MATERIAL FOR THE TASK:
┌──

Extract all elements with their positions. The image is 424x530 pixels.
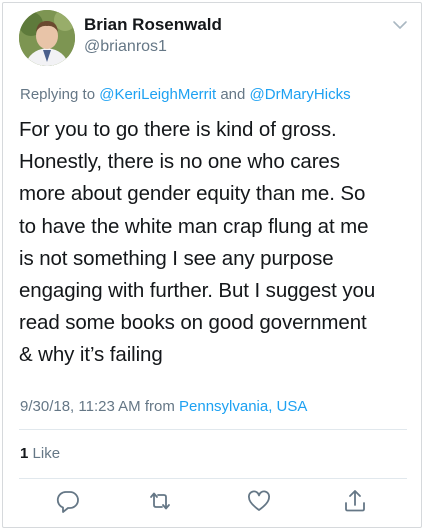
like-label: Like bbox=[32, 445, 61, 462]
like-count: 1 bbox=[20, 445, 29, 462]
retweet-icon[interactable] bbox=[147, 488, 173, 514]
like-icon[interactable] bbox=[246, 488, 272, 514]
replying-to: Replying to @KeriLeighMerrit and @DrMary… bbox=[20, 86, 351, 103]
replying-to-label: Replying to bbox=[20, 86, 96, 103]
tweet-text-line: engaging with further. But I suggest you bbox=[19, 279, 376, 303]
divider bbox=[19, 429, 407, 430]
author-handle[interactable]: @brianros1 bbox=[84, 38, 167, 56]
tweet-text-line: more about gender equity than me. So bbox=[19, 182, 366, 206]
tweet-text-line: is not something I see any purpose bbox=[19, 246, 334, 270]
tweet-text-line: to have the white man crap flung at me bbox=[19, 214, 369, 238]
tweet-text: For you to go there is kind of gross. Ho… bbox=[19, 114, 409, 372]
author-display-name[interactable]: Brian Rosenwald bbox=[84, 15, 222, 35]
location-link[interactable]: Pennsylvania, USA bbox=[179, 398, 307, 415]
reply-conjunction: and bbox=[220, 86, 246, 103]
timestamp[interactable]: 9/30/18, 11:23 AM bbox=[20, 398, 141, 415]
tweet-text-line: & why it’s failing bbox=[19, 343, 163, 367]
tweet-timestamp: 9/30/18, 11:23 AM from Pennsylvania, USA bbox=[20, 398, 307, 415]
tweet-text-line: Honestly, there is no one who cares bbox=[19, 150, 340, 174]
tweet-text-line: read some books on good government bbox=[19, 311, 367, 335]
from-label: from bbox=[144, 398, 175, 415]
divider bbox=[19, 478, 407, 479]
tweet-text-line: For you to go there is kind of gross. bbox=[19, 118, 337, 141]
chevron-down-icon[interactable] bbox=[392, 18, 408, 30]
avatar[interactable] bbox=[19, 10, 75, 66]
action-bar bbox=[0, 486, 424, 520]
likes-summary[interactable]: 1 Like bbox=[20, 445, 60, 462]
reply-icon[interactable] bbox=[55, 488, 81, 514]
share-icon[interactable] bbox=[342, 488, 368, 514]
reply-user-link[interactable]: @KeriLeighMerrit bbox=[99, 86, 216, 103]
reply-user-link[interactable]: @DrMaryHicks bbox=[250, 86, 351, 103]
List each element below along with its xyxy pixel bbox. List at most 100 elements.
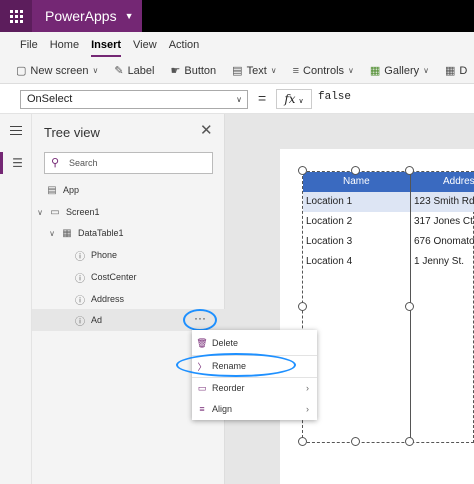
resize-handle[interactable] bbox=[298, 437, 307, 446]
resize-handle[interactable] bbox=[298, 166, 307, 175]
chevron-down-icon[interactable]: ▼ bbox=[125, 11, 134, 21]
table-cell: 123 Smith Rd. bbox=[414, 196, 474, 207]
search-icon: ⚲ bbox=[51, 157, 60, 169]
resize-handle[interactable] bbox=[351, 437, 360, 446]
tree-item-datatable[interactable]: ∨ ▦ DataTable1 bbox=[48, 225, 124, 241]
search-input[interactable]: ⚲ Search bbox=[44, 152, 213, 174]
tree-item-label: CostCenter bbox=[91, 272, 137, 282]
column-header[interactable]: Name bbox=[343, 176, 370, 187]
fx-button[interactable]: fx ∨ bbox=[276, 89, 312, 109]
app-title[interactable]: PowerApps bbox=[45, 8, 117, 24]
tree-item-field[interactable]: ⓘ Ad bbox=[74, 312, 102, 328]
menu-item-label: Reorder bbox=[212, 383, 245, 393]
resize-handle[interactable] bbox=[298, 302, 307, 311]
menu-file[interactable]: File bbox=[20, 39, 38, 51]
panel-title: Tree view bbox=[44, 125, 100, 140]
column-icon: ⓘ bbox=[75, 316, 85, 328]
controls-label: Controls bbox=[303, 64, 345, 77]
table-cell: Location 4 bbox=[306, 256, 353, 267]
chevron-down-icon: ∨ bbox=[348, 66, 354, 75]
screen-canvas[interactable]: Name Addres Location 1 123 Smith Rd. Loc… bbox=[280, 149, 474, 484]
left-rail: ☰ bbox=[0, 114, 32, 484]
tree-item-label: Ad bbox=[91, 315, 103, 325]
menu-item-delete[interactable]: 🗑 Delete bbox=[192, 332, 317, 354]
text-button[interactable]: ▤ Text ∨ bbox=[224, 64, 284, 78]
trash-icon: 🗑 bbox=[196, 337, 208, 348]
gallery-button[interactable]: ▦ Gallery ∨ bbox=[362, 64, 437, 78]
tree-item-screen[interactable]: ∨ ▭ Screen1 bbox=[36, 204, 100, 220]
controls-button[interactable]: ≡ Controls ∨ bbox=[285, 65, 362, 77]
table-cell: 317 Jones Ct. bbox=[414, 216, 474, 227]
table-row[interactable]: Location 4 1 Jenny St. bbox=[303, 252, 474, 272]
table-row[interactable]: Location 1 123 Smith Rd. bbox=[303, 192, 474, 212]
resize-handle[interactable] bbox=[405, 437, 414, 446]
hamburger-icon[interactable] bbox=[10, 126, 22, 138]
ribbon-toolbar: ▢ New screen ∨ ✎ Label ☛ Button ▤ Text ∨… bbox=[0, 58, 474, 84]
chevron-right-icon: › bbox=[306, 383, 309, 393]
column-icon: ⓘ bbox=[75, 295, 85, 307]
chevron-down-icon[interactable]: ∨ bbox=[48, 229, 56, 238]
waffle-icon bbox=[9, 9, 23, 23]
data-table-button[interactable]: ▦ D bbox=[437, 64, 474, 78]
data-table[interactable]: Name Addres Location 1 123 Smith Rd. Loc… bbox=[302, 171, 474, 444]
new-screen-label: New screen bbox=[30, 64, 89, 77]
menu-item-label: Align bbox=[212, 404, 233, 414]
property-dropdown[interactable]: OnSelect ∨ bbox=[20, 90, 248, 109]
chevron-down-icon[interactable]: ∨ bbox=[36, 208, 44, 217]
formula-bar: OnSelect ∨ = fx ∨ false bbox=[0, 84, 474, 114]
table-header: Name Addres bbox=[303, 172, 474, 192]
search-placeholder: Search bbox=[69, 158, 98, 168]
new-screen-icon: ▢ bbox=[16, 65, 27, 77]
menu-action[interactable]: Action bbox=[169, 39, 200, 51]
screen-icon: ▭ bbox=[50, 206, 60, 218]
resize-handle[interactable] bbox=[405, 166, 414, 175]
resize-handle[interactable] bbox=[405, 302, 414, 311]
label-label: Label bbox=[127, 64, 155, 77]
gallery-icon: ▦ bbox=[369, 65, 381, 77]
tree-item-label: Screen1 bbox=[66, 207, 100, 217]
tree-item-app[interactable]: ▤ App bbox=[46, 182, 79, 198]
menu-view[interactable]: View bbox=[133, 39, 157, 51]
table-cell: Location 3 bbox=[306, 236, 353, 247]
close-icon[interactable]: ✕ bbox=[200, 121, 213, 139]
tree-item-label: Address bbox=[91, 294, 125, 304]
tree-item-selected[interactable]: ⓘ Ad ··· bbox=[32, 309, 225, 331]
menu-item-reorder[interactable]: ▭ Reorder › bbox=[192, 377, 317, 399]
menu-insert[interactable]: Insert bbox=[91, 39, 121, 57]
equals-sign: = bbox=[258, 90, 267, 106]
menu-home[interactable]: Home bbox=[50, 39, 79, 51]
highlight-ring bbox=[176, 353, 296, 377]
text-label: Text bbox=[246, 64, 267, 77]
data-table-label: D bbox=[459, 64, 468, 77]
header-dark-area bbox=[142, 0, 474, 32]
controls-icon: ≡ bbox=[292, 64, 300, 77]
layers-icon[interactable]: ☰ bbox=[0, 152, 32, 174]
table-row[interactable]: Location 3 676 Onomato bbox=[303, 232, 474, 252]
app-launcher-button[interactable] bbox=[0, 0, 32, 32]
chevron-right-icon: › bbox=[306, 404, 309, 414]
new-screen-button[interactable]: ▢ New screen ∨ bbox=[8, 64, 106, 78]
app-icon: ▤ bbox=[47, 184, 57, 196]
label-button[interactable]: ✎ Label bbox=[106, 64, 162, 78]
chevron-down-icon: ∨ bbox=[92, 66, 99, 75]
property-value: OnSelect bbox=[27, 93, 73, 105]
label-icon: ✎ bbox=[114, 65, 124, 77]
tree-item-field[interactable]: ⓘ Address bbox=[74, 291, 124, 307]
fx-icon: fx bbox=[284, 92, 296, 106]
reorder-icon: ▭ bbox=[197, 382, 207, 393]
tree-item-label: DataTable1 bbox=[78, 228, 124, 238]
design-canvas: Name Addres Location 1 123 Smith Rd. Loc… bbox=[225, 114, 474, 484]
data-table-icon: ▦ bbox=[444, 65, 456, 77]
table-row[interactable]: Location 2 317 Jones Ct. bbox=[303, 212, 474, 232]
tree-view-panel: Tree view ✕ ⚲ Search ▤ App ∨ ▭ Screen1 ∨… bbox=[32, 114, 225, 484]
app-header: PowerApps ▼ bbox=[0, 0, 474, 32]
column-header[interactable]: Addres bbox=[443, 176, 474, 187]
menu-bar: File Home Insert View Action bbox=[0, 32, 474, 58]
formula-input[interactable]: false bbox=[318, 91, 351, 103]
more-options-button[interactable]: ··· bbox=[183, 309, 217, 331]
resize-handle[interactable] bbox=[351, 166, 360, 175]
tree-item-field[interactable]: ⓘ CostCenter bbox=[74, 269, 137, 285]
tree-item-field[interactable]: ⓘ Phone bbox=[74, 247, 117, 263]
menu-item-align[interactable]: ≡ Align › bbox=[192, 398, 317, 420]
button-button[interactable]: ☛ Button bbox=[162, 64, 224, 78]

└──
┌──

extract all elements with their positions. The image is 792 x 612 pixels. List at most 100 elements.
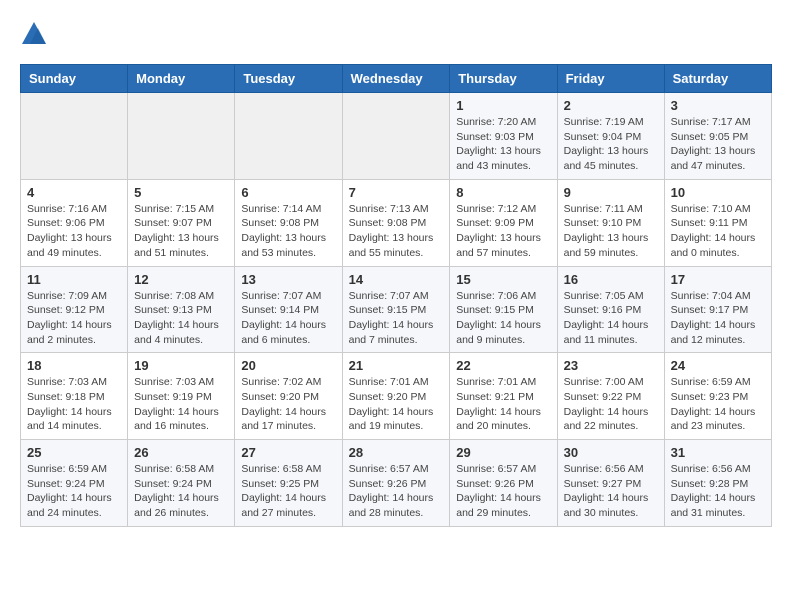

└──

THE REQUEST:
Put the lines of the records into a numbered list, starting with the line that contains "List each element" and going on through the line that contains "chevron-down-icon[interactable]: ▼ bbox=[125, 11, 134, 21]", with no blank lines. Leave out the pictures.

SOLUTION FOR THIS PROBLEM:
1. List each element below along with its xyxy pixel bbox. List at most 100 elements.
2. resize-handle[interactable] bbox=[298, 437, 307, 446]
3. resize-handle[interactable] bbox=[298, 166, 307, 175]
4. chevron-down-icon[interactable]: ▼ bbox=[125, 11, 134, 21]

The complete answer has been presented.